(Brief) Do any lines in the data below contain "córka"? If so, copy every one of them.

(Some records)
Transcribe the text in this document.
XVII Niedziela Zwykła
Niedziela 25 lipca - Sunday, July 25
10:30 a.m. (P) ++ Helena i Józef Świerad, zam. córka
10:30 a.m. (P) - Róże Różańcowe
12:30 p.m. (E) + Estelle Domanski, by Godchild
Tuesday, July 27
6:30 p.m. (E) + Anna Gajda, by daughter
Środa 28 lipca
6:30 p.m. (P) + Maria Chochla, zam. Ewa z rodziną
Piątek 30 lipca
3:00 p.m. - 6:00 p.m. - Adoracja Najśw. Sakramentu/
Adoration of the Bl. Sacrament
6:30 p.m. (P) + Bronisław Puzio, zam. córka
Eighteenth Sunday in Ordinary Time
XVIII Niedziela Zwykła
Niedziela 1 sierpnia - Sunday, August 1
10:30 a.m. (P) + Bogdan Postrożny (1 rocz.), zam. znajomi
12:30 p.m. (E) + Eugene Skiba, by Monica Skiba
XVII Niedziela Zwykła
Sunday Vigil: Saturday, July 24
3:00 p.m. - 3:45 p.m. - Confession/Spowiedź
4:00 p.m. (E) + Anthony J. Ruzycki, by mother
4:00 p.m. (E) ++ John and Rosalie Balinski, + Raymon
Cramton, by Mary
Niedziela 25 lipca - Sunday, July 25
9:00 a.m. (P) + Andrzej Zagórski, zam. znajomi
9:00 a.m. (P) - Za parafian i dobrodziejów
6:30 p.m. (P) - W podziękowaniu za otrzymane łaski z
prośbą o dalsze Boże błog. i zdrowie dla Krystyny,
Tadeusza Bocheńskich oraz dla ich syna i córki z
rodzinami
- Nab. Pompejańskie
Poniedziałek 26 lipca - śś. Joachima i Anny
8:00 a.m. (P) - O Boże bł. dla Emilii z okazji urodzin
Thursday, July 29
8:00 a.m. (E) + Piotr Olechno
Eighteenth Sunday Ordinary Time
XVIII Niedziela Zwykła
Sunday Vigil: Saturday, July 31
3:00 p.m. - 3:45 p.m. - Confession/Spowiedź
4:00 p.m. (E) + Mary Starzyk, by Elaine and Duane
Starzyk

...

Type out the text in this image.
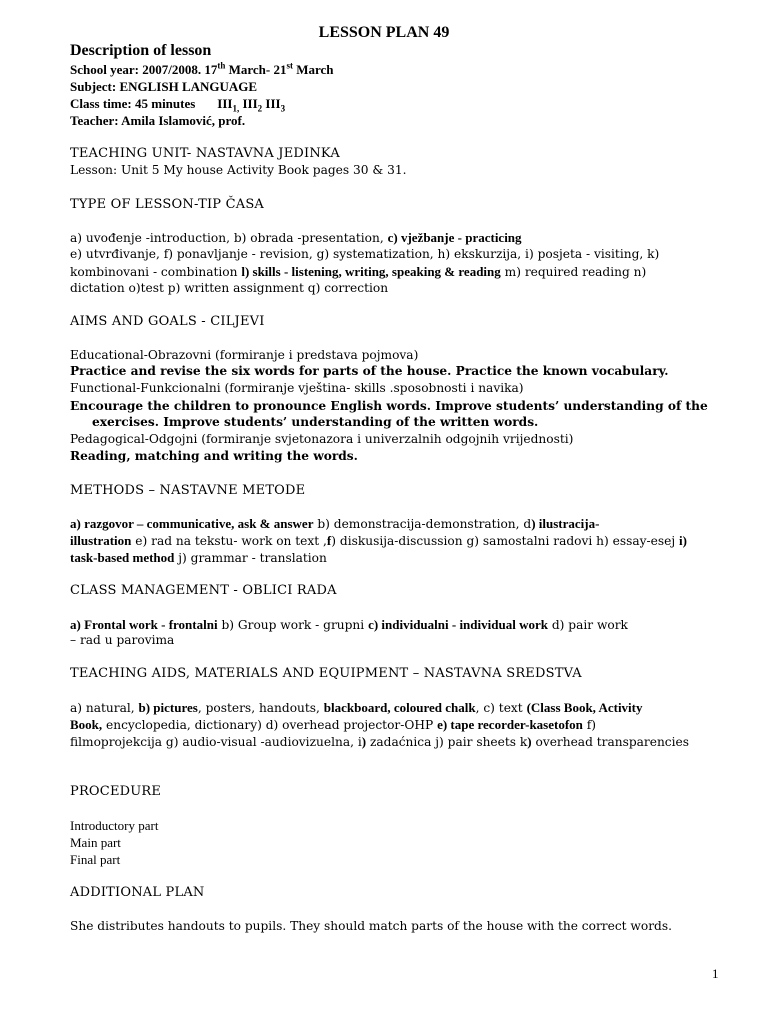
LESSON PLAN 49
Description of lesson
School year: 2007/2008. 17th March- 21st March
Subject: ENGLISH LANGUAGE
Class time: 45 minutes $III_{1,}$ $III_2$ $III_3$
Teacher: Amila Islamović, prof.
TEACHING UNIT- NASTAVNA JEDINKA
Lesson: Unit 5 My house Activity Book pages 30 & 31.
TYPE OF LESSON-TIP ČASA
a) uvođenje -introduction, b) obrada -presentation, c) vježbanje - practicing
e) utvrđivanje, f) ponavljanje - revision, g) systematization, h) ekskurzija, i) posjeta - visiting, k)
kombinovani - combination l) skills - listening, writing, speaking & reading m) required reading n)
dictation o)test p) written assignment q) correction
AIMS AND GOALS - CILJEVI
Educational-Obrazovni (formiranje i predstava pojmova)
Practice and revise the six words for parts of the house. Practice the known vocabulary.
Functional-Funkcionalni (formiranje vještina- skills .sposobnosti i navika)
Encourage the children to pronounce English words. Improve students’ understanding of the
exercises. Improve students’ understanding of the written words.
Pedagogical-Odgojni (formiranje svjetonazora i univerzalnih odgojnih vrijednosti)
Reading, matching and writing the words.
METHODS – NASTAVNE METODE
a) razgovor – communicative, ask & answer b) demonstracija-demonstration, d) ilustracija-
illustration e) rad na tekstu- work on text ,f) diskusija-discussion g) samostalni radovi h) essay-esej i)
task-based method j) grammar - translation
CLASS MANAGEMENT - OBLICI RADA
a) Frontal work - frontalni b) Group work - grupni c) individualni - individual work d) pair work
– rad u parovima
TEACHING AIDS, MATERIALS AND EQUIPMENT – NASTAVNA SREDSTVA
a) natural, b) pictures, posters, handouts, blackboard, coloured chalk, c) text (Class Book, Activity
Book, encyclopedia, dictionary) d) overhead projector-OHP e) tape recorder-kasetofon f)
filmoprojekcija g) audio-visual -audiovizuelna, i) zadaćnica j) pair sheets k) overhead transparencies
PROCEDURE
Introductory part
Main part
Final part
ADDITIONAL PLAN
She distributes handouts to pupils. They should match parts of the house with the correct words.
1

(Correct output)
10:30 a.m. (P) ++ Helena i Józef Świerad, zam. córka
6:30 p.m. (P) + Bronisław Puzio, zam. córka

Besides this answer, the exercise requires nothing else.